[Data entries for graphics]
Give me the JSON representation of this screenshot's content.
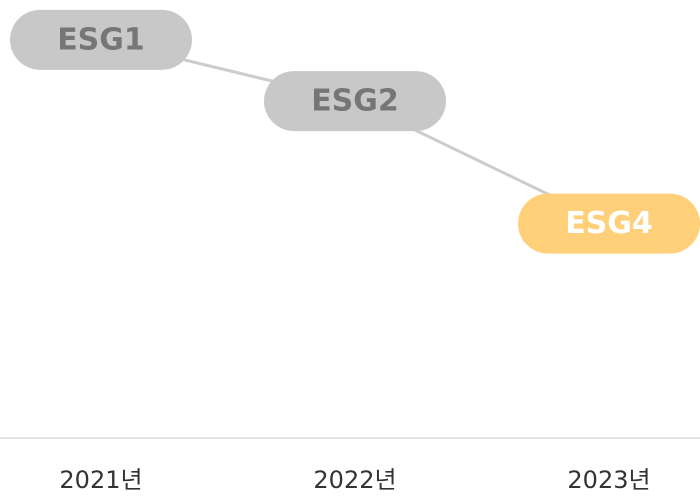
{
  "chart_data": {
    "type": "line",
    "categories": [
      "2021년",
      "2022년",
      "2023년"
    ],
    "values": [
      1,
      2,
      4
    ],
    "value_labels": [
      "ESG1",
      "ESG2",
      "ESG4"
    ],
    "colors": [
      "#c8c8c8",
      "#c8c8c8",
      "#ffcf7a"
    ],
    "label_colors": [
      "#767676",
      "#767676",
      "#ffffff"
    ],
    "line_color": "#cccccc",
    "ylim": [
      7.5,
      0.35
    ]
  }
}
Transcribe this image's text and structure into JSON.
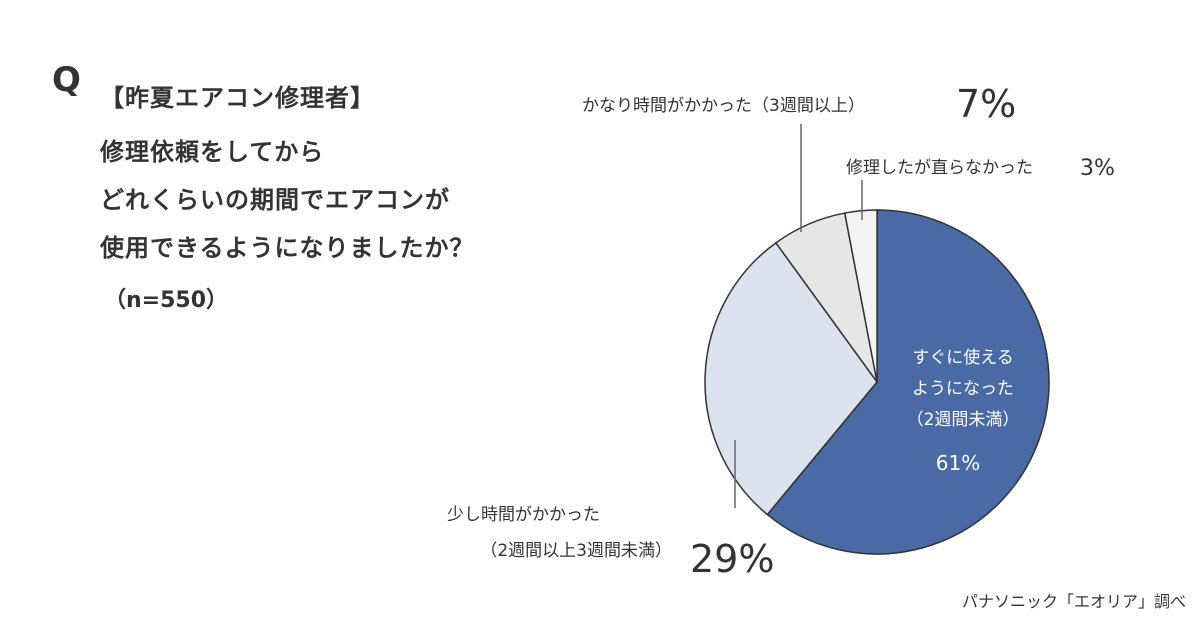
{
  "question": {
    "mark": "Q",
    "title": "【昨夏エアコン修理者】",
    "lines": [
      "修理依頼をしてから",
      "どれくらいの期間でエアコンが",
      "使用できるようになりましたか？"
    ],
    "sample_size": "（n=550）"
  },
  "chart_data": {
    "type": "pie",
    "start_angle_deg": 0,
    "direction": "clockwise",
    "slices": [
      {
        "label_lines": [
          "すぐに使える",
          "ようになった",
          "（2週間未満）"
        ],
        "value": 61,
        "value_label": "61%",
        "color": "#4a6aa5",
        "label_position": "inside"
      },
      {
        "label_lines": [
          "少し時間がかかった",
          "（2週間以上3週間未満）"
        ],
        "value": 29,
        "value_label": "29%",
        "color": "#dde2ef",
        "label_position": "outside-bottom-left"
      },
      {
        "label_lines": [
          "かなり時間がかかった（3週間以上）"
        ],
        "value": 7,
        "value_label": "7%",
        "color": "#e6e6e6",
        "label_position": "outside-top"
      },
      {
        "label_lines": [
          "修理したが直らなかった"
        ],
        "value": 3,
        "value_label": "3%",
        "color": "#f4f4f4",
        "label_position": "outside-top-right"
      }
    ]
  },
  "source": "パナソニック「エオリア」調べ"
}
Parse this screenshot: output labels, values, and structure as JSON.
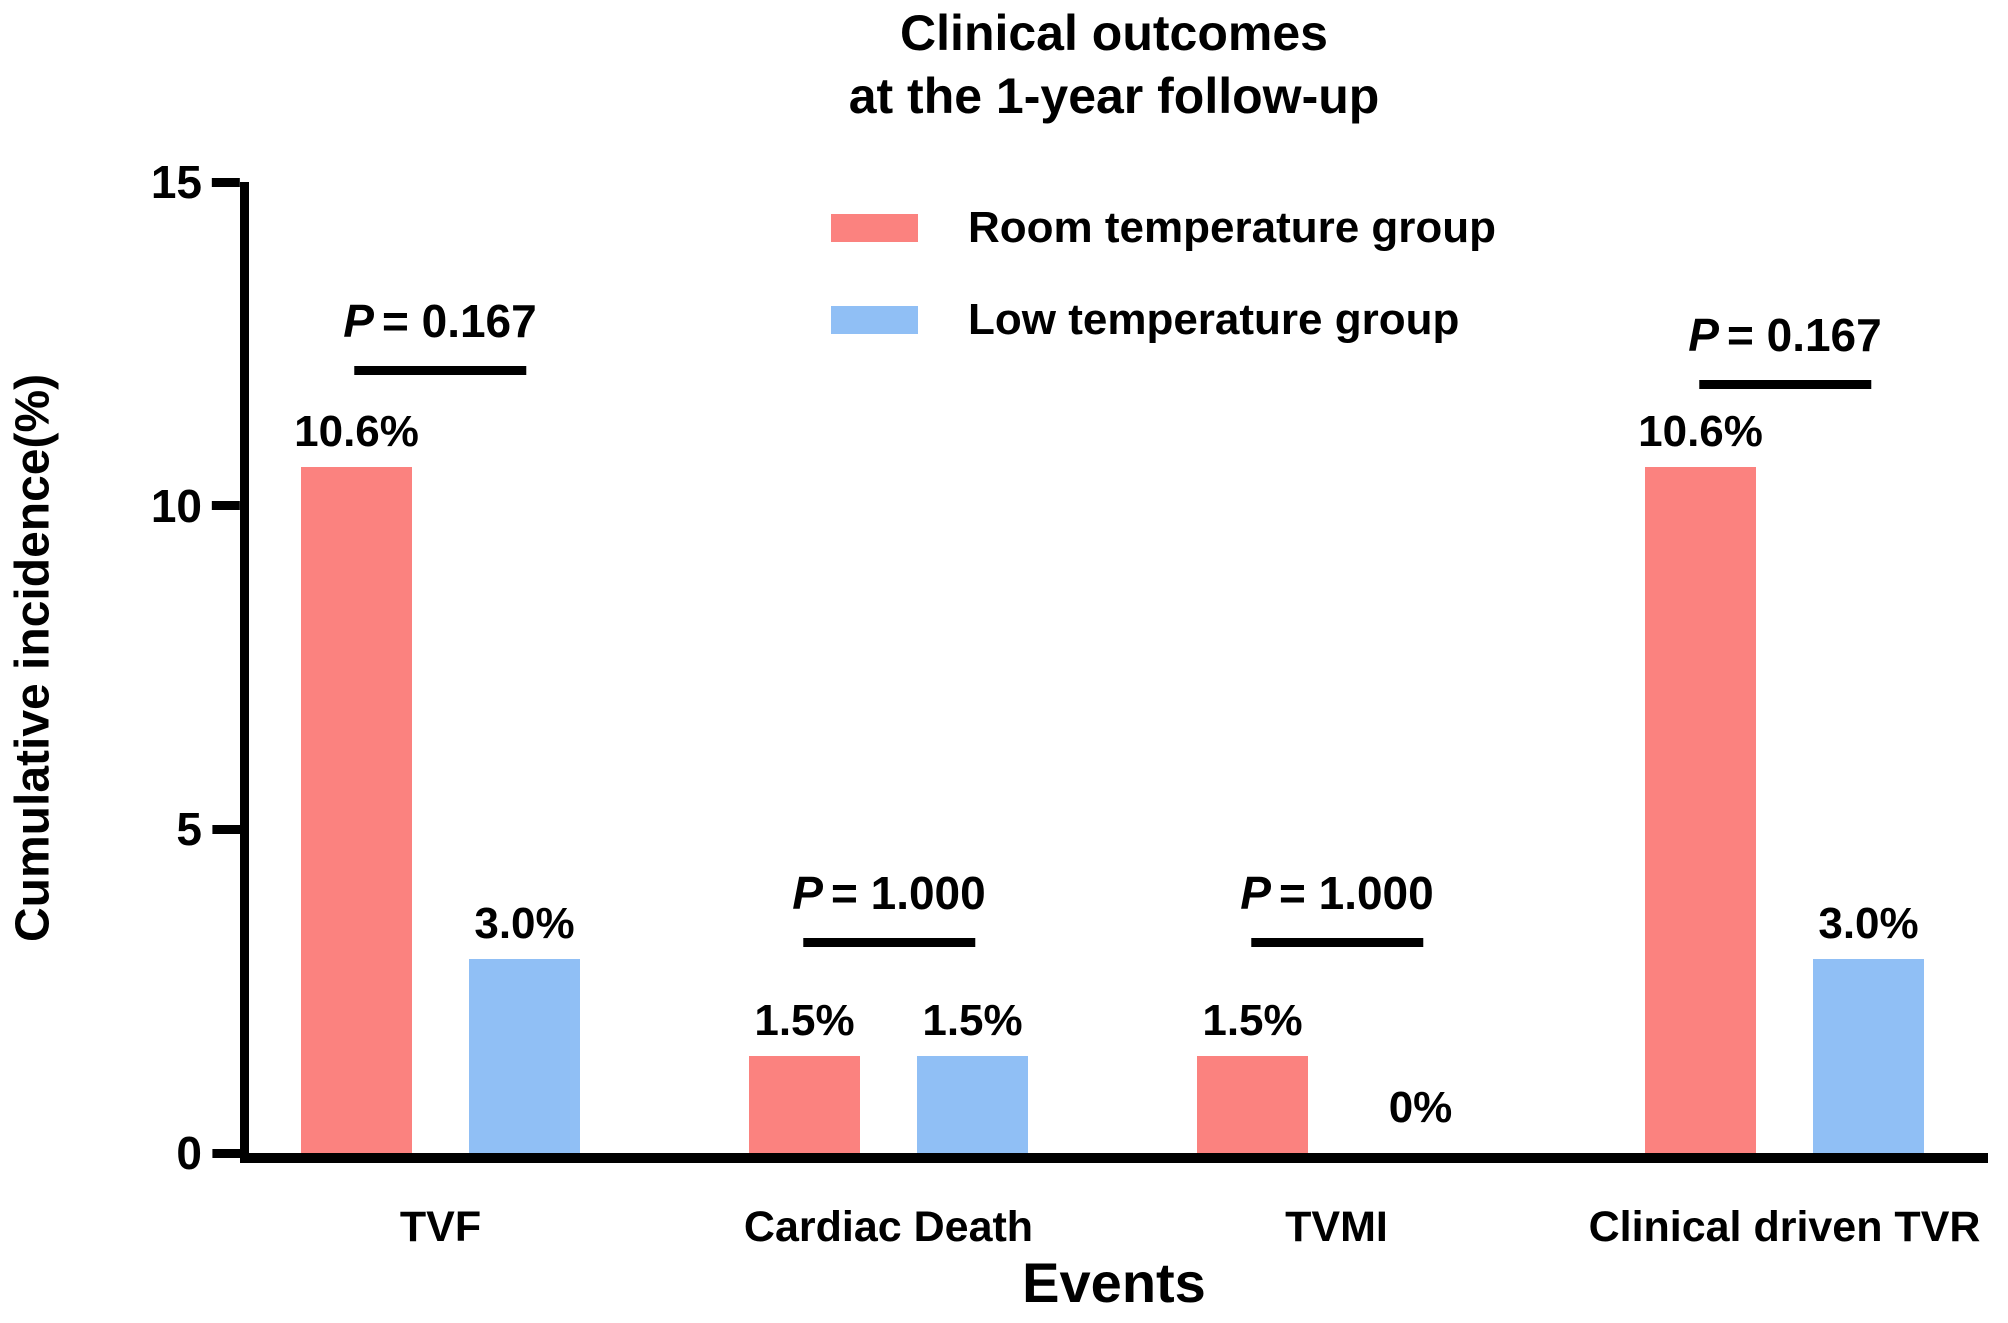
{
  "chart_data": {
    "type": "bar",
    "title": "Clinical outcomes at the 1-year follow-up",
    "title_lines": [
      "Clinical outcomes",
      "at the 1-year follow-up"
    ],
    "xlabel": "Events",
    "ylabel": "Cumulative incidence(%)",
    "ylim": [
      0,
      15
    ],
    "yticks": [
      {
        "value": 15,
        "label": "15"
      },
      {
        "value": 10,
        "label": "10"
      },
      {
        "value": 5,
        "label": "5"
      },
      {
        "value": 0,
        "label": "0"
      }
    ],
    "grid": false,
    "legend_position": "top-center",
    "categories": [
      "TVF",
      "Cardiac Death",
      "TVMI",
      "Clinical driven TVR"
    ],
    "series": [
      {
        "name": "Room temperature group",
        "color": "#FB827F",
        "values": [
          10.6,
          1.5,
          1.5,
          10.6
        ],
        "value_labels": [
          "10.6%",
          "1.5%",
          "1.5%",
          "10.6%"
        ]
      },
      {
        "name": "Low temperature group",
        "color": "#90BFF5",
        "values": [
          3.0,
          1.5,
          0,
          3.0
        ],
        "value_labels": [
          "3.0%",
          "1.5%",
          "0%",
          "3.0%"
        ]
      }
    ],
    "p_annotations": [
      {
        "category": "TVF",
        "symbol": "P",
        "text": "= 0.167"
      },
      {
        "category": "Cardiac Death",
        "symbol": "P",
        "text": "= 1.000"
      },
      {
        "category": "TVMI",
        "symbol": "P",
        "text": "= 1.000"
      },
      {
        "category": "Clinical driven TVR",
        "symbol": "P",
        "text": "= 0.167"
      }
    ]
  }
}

**Goal**
Without the pictures, repeat the listing above exactly.

**Response to this exercise**
Give me the JSON representation of this screenshot's content.
{
  "chart_data": {
    "type": "line",
    "categories": [
      "2021년",
      "2022년",
      "2023년"
    ],
    "values": [
      1,
      2,
      4
    ],
    "value_labels": [
      "ESG1",
      "ESG2",
      "ESG4"
    ],
    "colors": [
      "#c8c8c8",
      "#c8c8c8",
      "#ffcf7a"
    ],
    "label_colors": [
      "#767676",
      "#767676",
      "#ffffff"
    ],
    "line_color": "#cccccc",
    "ylim": [
      7.5,
      0.35
    ]
  }
}
Transcribe this image's text and structure into JSON.
{
  "question": {
    "mark": "Q",
    "title": "【昨夏エアコン修理者】",
    "lines": [
      "修理依頼をしてから",
      "どれくらいの期間でエアコンが",
      "使用できるようになりましたか？"
    ],
    "sample_size": "（n=550）"
  },
  "chart_data": {
    "type": "pie",
    "start_angle_deg": 0,
    "direction": "clockwise",
    "slices": [
      {
        "label_lines": [
          "すぐに使える",
          "ようになった",
          "（2週間未満）"
        ],
        "value": 61,
        "value_label": "61%",
        "color": "#4a6aa5",
        "label_position": "inside"
      },
      {
        "label_lines": [
          "少し時間がかかった",
          "（2週間以上3週間未満）"
        ],
        "value": 29,
        "value_label": "29%",
        "color": "#dde2ef",
        "label_position": "outside-bottom-left"
      },
      {
        "label_lines": [
          "かなり時間がかかった（3週間以上）"
        ],
        "value": 7,
        "value_label": "7%",
        "color": "#e6e6e6",
        "label_position": "outside-top"
      },
      {
        "label_lines": [
          "修理したが直らなかった"
        ],
        "value": 3,
        "value_label": "3%",
        "color": "#f4f4f4",
        "label_position": "outside-top-right"
      }
    ]
  },
  "source": "パナソニック「エオリア」調べ"
}
Parse this screenshot: output labels, values, and structure as JSON.
{
  "chart_data": {
    "type": "bar",
    "title": "Clinical outcomes at the 1-year follow-up",
    "title_lines": [
      "Clinical outcomes",
      "at the 1-year follow-up"
    ],
    "xlabel": "Events",
    "ylabel": "Cumulative incidence(%)",
    "ylim": [
      0,
      15
    ],
    "yticks": [
      {
        "value": 15,
        "label": "15"
      },
      {
        "value": 10,
        "label": "10"
      },
      {
        "value": 5,
        "label": "5"
      },
      {
        "value": 0,
        "label": "0"
      }
    ],
    "grid": false,
    "legend_position": "top-center",
    "categories": [
      "TVF",
      "Cardiac Death",
      "TVMI",
      "Clinical driven TVR"
    ],
    "series": [
      {
        "name": "Room temperature group",
        "color": "#FB827F",
        "values": [
          10.6,
          1.5,
          1.5,
          10.6
        ],
        "value_labels": [
          "10.6%",
          "1.5%",
          "1.5%",
          "10.6%"
        ]
      },
      {
        "name": "Low temperature group",
        "color": "#90BFF5",
        "values": [
          3.0,
          1.5,
          0,
          3.0
        ],
        "value_labels": [
          "3.0%",
          "1.5%",
          "0%",
          "3.0%"
        ]
      }
    ],
    "p_annotations": [
      {
        "category": "TVF",
        "symbol": "P",
        "text": "= 0.167"
      },
      {
        "category": "Cardiac Death",
        "symbol": "P",
        "text": "= 1.000"
      },
      {
        "category": "TVMI",
        "symbol": "P",
        "text": "= 1.000"
      },
      {
        "category": "Clinical driven TVR",
        "symbol": "P",
        "text": "= 0.167"
      }
    ]
  }
}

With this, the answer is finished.